> _Exercise_
Find the word "郑州铁路职业技术学院" in the material below and gather every line that contains it.

> _Records_

──────────

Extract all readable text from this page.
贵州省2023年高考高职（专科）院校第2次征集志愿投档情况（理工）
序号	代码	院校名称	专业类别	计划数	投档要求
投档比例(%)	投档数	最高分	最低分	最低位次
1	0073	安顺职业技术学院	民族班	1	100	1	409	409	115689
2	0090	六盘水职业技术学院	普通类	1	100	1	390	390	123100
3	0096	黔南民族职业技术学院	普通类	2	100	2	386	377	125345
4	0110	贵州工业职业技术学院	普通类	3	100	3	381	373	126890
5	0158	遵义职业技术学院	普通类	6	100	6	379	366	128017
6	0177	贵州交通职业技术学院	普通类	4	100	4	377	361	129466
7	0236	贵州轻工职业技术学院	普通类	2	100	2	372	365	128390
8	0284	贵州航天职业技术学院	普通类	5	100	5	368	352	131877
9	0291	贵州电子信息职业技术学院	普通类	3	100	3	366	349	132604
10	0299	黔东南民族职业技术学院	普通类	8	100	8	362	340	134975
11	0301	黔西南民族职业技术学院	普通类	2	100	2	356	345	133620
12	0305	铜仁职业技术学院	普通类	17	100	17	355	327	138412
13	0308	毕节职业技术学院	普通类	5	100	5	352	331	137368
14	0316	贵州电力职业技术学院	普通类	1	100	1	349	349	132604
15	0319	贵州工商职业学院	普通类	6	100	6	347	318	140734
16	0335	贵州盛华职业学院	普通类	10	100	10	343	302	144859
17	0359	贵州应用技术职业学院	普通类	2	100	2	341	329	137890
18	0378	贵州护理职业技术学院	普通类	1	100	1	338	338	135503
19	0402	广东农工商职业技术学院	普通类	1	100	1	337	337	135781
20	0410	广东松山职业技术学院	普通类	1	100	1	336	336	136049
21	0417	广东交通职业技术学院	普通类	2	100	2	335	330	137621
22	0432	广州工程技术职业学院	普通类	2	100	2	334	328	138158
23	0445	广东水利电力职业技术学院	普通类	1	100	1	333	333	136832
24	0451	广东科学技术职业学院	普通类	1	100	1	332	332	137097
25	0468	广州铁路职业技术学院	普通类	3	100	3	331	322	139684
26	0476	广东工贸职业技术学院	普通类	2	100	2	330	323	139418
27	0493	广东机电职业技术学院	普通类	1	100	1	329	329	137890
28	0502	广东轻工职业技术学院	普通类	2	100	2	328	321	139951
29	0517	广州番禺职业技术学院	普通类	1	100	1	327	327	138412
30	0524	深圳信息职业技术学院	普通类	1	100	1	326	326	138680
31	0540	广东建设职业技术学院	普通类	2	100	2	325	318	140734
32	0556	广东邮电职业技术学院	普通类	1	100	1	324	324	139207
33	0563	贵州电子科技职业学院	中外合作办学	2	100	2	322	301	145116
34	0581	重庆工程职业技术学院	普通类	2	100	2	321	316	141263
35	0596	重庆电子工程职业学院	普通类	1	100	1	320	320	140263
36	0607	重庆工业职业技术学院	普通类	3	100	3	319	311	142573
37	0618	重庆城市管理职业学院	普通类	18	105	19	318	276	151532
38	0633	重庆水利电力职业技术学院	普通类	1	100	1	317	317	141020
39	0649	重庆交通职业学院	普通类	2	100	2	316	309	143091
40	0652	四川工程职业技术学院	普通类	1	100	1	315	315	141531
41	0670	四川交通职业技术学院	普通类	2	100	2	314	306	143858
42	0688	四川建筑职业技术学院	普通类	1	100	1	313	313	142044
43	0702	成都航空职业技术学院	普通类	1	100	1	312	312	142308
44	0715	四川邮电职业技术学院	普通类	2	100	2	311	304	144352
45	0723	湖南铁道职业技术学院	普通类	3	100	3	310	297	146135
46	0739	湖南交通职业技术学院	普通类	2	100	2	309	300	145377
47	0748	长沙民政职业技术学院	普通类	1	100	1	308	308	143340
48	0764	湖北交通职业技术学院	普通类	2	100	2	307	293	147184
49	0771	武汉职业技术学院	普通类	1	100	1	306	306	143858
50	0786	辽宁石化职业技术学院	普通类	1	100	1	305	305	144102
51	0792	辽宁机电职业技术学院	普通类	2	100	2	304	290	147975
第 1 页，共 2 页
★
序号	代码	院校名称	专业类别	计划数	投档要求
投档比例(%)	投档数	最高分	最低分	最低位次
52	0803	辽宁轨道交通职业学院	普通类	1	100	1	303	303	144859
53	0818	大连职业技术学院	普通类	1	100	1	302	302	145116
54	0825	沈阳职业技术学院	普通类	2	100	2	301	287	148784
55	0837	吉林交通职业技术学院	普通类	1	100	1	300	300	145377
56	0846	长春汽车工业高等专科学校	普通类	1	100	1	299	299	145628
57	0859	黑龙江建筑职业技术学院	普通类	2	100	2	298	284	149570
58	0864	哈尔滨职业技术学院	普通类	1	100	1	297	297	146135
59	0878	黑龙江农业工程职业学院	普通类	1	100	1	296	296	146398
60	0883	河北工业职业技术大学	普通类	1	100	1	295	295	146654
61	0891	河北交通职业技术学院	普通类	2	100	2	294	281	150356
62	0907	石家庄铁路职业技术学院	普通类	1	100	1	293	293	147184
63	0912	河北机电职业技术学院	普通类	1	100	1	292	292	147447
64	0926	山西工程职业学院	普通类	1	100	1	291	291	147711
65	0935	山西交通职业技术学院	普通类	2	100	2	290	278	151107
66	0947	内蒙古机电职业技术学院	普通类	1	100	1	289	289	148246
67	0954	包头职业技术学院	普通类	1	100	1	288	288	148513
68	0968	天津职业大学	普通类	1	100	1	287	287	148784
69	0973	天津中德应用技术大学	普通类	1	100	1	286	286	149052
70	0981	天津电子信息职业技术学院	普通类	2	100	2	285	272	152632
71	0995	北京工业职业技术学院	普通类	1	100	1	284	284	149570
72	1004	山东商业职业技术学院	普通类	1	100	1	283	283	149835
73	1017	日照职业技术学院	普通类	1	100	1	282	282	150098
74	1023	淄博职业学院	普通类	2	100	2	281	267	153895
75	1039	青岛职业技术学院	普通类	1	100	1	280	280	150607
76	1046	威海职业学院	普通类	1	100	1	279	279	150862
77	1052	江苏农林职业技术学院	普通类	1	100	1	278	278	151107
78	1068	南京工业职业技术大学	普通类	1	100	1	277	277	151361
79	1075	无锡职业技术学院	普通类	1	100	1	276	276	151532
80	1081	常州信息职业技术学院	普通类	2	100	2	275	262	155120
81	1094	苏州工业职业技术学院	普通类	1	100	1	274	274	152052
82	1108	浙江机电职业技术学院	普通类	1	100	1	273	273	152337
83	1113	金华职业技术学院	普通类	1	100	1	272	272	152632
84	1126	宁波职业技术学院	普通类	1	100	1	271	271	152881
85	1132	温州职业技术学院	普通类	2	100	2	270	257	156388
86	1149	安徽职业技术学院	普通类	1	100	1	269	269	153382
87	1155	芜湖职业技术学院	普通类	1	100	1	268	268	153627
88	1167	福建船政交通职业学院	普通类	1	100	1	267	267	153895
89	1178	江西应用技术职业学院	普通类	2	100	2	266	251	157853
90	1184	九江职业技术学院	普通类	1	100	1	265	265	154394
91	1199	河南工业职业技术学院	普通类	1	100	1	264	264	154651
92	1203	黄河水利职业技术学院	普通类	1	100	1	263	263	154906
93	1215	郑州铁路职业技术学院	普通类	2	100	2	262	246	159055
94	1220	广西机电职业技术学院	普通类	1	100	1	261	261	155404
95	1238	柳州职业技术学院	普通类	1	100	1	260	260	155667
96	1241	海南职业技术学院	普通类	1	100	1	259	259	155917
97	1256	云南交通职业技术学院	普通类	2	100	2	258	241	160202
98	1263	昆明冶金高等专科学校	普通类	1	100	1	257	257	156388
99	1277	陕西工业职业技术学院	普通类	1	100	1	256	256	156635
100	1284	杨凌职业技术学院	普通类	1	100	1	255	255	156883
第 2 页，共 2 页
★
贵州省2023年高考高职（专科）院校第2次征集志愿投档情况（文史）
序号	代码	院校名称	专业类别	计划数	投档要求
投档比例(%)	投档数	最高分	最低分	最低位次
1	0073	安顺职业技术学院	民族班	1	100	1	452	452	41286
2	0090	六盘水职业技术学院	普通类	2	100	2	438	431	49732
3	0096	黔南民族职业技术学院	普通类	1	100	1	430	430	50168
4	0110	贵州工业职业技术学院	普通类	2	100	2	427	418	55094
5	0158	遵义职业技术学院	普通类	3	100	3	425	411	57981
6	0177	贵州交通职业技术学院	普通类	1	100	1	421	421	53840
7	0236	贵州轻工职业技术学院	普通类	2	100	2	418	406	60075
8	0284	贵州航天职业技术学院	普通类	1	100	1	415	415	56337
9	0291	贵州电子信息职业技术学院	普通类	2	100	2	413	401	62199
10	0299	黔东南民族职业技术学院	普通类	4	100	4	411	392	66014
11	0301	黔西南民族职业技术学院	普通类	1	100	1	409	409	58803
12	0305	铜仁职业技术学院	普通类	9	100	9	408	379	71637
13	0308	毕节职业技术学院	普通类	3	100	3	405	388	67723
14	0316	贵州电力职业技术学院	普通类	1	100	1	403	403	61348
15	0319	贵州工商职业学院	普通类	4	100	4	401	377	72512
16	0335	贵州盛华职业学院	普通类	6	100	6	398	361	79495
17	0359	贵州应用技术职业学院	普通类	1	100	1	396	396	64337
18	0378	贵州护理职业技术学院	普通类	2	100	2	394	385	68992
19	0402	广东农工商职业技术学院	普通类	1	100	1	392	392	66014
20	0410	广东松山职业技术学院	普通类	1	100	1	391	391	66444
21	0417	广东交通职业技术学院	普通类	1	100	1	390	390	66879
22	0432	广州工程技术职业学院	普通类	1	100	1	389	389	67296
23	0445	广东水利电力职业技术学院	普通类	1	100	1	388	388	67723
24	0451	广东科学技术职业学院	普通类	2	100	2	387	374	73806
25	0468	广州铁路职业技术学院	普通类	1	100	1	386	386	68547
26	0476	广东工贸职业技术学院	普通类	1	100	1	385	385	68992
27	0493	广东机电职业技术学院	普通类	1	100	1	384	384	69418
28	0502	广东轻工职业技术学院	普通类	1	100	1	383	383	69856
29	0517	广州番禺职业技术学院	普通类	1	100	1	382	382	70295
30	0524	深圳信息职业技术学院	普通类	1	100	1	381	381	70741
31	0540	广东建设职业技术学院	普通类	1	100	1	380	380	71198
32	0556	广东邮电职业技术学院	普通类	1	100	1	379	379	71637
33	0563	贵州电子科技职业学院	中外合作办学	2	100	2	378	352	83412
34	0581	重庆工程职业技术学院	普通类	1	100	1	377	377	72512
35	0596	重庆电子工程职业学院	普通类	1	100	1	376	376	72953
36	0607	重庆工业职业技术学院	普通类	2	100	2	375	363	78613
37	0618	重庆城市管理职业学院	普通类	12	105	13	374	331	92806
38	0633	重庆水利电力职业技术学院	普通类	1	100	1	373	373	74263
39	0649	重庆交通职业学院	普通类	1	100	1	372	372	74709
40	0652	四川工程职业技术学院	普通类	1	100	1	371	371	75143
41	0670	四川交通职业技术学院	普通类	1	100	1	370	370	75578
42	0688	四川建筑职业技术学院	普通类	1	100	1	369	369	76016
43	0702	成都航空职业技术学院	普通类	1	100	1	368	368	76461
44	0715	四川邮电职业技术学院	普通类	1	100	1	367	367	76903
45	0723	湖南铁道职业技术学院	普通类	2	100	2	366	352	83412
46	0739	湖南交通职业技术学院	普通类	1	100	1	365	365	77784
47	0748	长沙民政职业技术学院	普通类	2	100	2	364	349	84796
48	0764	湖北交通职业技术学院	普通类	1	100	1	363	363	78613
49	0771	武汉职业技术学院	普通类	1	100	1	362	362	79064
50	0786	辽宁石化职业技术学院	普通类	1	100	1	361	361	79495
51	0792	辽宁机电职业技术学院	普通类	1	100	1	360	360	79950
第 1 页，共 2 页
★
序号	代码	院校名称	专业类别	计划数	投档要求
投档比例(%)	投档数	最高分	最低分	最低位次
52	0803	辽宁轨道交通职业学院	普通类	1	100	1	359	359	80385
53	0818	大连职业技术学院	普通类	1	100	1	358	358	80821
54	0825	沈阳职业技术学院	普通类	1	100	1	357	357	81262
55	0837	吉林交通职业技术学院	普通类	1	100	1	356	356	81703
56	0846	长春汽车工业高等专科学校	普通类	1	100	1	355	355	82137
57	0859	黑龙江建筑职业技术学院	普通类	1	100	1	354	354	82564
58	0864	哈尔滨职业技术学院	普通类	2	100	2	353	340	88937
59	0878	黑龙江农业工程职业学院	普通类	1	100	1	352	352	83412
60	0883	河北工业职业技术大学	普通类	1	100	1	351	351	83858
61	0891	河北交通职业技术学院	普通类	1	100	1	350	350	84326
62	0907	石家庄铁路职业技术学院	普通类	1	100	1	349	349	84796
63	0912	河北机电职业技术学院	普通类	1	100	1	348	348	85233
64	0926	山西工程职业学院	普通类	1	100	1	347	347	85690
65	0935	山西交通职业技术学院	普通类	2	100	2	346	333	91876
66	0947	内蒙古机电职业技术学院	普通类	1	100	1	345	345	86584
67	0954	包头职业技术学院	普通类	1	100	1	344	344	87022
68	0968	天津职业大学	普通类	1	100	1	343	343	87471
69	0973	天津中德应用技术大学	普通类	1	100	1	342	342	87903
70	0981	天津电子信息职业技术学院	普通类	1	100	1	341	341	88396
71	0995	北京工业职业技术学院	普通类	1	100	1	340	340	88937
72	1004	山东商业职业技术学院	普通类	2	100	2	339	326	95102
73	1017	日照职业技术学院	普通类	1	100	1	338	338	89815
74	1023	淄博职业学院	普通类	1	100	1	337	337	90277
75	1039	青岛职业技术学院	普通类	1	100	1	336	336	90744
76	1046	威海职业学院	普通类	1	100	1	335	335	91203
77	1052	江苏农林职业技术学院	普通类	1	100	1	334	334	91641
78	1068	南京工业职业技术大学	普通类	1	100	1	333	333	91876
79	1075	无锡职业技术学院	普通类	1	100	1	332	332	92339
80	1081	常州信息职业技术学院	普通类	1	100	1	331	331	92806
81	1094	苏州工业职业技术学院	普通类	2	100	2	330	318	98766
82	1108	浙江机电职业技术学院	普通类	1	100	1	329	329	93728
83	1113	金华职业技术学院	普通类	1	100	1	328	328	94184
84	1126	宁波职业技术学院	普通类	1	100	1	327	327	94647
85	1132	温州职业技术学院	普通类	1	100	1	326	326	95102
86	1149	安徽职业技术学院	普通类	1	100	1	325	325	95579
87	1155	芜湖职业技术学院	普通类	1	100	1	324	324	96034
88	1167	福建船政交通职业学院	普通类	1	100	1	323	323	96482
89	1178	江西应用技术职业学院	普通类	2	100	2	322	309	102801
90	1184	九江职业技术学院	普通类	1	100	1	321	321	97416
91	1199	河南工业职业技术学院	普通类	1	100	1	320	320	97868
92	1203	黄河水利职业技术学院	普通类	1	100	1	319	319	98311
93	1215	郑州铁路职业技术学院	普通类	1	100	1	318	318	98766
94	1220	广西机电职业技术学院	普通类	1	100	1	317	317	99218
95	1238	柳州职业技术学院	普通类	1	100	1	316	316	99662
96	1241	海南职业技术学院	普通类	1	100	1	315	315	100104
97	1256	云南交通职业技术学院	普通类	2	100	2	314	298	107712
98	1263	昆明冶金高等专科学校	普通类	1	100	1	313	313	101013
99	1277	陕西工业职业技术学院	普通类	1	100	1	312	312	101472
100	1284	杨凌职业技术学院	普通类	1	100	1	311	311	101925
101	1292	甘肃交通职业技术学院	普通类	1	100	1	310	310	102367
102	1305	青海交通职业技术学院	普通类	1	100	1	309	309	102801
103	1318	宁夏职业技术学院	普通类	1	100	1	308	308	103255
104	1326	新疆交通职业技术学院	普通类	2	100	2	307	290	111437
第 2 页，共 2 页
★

──────────

> _Reply_
93	1215	郑州铁路职业技术学院	普通类	2	100	2	262	246	159055
93	1215	郑州铁路职业技术学院	普通类	1	100	1	318	318	98766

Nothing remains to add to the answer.